**PROBLEMS TO WORK ON:**
[1] Decide whether each statement (a), (b) and (c) agrees with the plastics treaty excerpt below. Answer yes or no for each and quote the words from the excerpt that decide it.
(a) 184 nations are taking part in the talks in Geneva.
(b) The Like-Minded Countries group supports targets for limiting plastic production.
(c) The round of negotiations in Busan ended in success.
[2] Using the plastics treaty excerpt below, answer these questions:
(a) On what day of the week did the talks open?
(b) In what month did the Busan round end?
(c) Which parties submitted written documents rejecting binding measures on cutting plastic production?
[3] Carry on the report on the plastics treaty talks below, picking up after its final sentence.

**EXTRACT:**
----
Ten days of talks on finalising an international, legally-binding accord opened on Tuesday amid optimism from organisers that a deal could be done to tackle the scourge of plastic rubbish and microplastics trashing the planet.
But by Thursday, after countries had staked out their positions, the mood had darkened, negotiating sources said.
"We are in a dialogue of the deaf, with very few landing zones... I don't see progress," said a diplomatic source from a country in a coalition of nations pushing for a strong treaty, including plastic production reduction targets.
"What's worrying is that we have lots of points of disagreement; we're not quibbling about one problem."
The "Like-Minded Countries" (LMC) group, chiefly comprising oil-producing states, is opposed to any targets for limiting plastic production.
In total, 184 nations are taking part in the talks at the United Nations in Geneva.
Technically, the talks are a resumed session of the fifth -- and supposedly final -- round of negotiations, which ended in a flop in Busan, South Korea, in December.
- 'Hostage situation' -
Rather than drifting towards common ground, "positions are crystallising", an observer from a non-governmental organisation told AFP after attending discussion groups, where the technical articles of the treaty are being thrashed out by negotiators.
Written documents submitted by nations to the UN negotiations website, consulted by AFP, confirm that Saudi Arabia, the Arab countries group, Russia, Iran, Kazakhstan and Malaysia reject binding measures on cutting plastic production.
----
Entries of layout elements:
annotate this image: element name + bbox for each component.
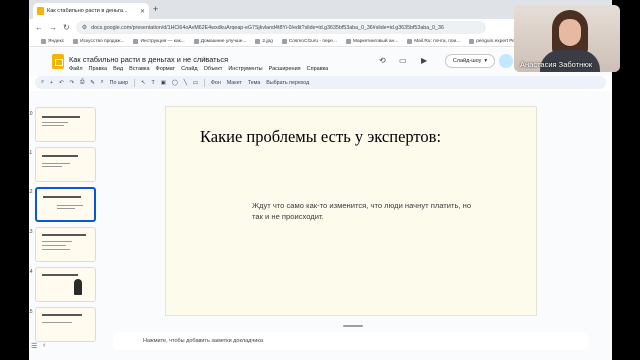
layout-button[interactable]: Макет (227, 80, 242, 86)
bookmark-icon (255, 38, 261, 44)
zoom-icon[interactable]: ⌕ (101, 79, 104, 86)
slide-title[interactable]: Какие проблемы есть у экспертов: (200, 127, 441, 147)
notes-resize-handle[interactable] (343, 325, 363, 327)
bookmark-item[interactable]: Искусство продаж... (73, 38, 124, 44)
print-icon[interactable]: ⎙ (80, 79, 84, 86)
comment-add-icon[interactable]: ▭ (193, 80, 198, 86)
speaker-notes-placeholder: Нажмите, чтобы добавить заметки докладчи… (143, 338, 263, 344)
bookmark-item[interactable]: Mail.Ru: почта, пои... (407, 38, 460, 44)
text-box-icon[interactable]: T (151, 80, 154, 86)
toolbar-divider (134, 78, 136, 87)
slide-thumbnail[interactable] (35, 307, 96, 342)
slide-thumbnail[interactable] (35, 267, 96, 302)
menu-format[interactable]: Формат (156, 66, 176, 72)
close-tab-icon[interactable]: ✕ (140, 8, 145, 15)
line-icon[interactable]: ╲ (184, 80, 187, 86)
comment-icon[interactable]: ▭ (399, 56, 407, 65)
zoom-select[interactable]: По шир (110, 80, 128, 86)
person-figure (74, 279, 82, 295)
slide-number: 12 (29, 189, 33, 195)
transition-button[interactable]: Выбрать переход (266, 80, 309, 86)
new-tab-icon[interactable]: + (153, 4, 158, 14)
grid-view-icon[interactable]: ☰ (31, 342, 37, 350)
speaker-notes[interactable]: Нажмите, чтобы добавить заметки докладчи… (113, 332, 589, 350)
presenter-name: Анастасия Заботнюк (520, 60, 593, 69)
image-icon[interactable]: ▣ (161, 80, 166, 86)
menu-object[interactable]: Объект (204, 66, 223, 72)
chevron-down-icon: ▾ (484, 58, 488, 64)
menu-extensions[interactable]: Расширения (269, 66, 301, 72)
bookmark-item[interactable]: 2.jpg (255, 38, 273, 44)
bookmark-item[interactable]: Инструкция — как... (133, 38, 185, 44)
bookmark-item[interactable]: Домашние улучше... (193, 38, 246, 44)
reload-icon[interactable]: ↻ (63, 23, 70, 32)
background-button[interactable]: Фон (211, 80, 221, 86)
paint-format-icon[interactable]: ✎ (90, 80, 94, 86)
slide-number: 11 (29, 150, 33, 156)
slide-canvas[interactable]: Какие проблемы есть у экспертов: Ждут чт… (166, 107, 536, 315)
bookmark-icon (345, 38, 351, 44)
redo-icon[interactable]: ↷ (70, 80, 74, 86)
slides-favicon-icon (37, 7, 44, 15)
slide-thumbnail[interactable] (35, 107, 96, 142)
address-bar[interactable]: ⚙ docs.google.com/presentation/d/1HCl64o… (75, 21, 486, 34)
share-button[interactable] (499, 54, 513, 68)
bookmark-icon (41, 38, 46, 44)
bookmark-icon (73, 38, 79, 44)
star-icon[interactable]: ☆ (201, 55, 207, 63)
slide-filmstrip: 10 11 12 13 14 15 (29, 91, 105, 360)
bookmark-icon (281, 38, 287, 44)
menu-insert[interactable]: Вставка (129, 66, 149, 72)
webcam-overlay: Анастасия Заботнюк (514, 5, 620, 72)
back-icon[interactable]: ← (35, 23, 43, 32)
forward-icon[interactable]: → (49, 23, 57, 32)
slide-number: 14 (29, 269, 33, 275)
site-info-icon[interactable]: ⚙ (82, 24, 87, 31)
tab-title: Как стабильно расти в деньга... (47, 8, 128, 14)
toolbar: ⌕ + ↶ ↷ ⎙ ✎ ⌕ По шир ↖ T ▣ ◯ ╲ ▭ Фон Мак… (35, 76, 606, 89)
new-slide-icon[interactable]: + (50, 80, 53, 86)
slides-logo-icon[interactable] (52, 54, 64, 69)
slide-thumbnail[interactable] (35, 227, 96, 262)
slideshow-button[interactable]: Слайд-шоу ▾ (445, 54, 495, 68)
url-text: docs.google.com/presentation/d/1HCl64oAv… (91, 24, 444, 31)
editor-workspace: Какие проблемы есть у экспертов: Ждут чт… (105, 91, 612, 360)
slide-number: 10 (29, 111, 33, 117)
menu-slide[interactable]: Слайд (181, 66, 198, 72)
menu-file[interactable]: Файл (69, 66, 83, 72)
bookmark-item[interactable]: Яндекс (41, 38, 64, 44)
select-cursor-icon[interactable]: ↖ (141, 80, 145, 86)
search-menus-icon[interactable]: ⌕ (41, 79, 44, 86)
menu-tools[interactable]: Инструменты (228, 66, 262, 72)
slide-body-text[interactable]: Ждут что само как-то изменится, что люди… (252, 200, 482, 222)
theme-button[interactable]: Тема (248, 80, 260, 86)
bookmark-item[interactable]: Маркетинговый ан... (345, 38, 398, 44)
bookmark-icon (469, 38, 475, 44)
slide-thumbnail[interactable] (35, 147, 96, 182)
bookmark-icon (133, 38, 139, 44)
video-call-icon[interactable]: ▶ (421, 56, 427, 65)
collapse-icon[interactable]: ‹ (43, 342, 45, 349)
menu-view[interactable]: Вид (113, 66, 123, 72)
browser-tab-active[interactable]: Как стабильно расти в деньга... ✕ (33, 3, 149, 19)
slide-thumbnail-selected[interactable] (35, 187, 96, 222)
shape-icon[interactable]: ◯ (172, 80, 178, 86)
bookmark-icon (193, 38, 199, 44)
presenter-face (559, 19, 581, 46)
slide-number: 15 (29, 309, 33, 315)
undo-icon[interactable]: ↶ (59, 80, 63, 86)
menu-edit[interactable]: Правка (89, 66, 108, 72)
slide-number: 13 (29, 229, 33, 235)
menu-help[interactable]: Справка (307, 66, 329, 72)
menu-bar: Файл Правка Вид Вставка Формат Слайд Объ… (69, 66, 328, 72)
bookmark-icon (407, 38, 413, 44)
bookmark-item[interactable]: CosmoCGuru - пере... (281, 38, 337, 44)
history-icon[interactable]: ⟲ (379, 56, 386, 65)
toolbar-divider (203, 78, 205, 87)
----
**ANSWERS TO THE TASKS:**
[1]
(a) Yes: "In total, 184 nations are taking part in the talks at the United Nations in Geneva."
(b) No: "is opposed to any targets for limiting plastic production."
(c) No: "which ended in a flop in Busan, South Korea, in December."

[2]
(a) Tuesday
(b) December
(c) Saudi Arabia, the Arab countries group, Russia, Iran, Kazakhstan and Malaysia

[3]
Most of these countries want the petroleum origin of plastic to be left outside the bounds of any eventual treaty, and want the agreement to focus solely on what happens downstream, such as waste collection, sorting, recycling.
However, the initial, universally-adopted resolution establishing negotiations towards a treaty envisaged a deal covering the entire life cycle of plastic.
"If the text is only to help developing countries manage their waste better, we don't need an international treaty to do so," the diplomatic source stressed. "We are in a stand-off with countries quite prepared for there to be no treaty".
The Center for International Environmental Law (CIEL) said that while the most ambitious countries had scaled back some aspirations in a bid to find consensus, the LMC group had not budged, meaning the middle ground was now much lower.
CIEL spokeswoman Cate Bonacini said: "That's not a negotiation; that's a hostage situation, especially when you know you're running out of money, people want to end the process. They're going to try to spend us down and tire us out."
"We heard countries on day one questioning whether this should be a treaty about plastic at all. That's really indicative of where some countries are," she told AFP.
- Health risks -
No consensus has emerged one an article of the draft text, on creating a list of chemical substances considered potentially hazardous to the environment or human health. The chemical industry has opposed such a list.
The World Health Organization urged countries to ensure the treaty contains enforceable health protection.
"Plastic pollution poses significant and growing risks to human health," WHO chief Tedros Adhanom Ghebreyesus told reporters.
"These risks disproportionately impact vulnerable populations, including workers with occupational exposure... and communities near extraction production and disposal sites.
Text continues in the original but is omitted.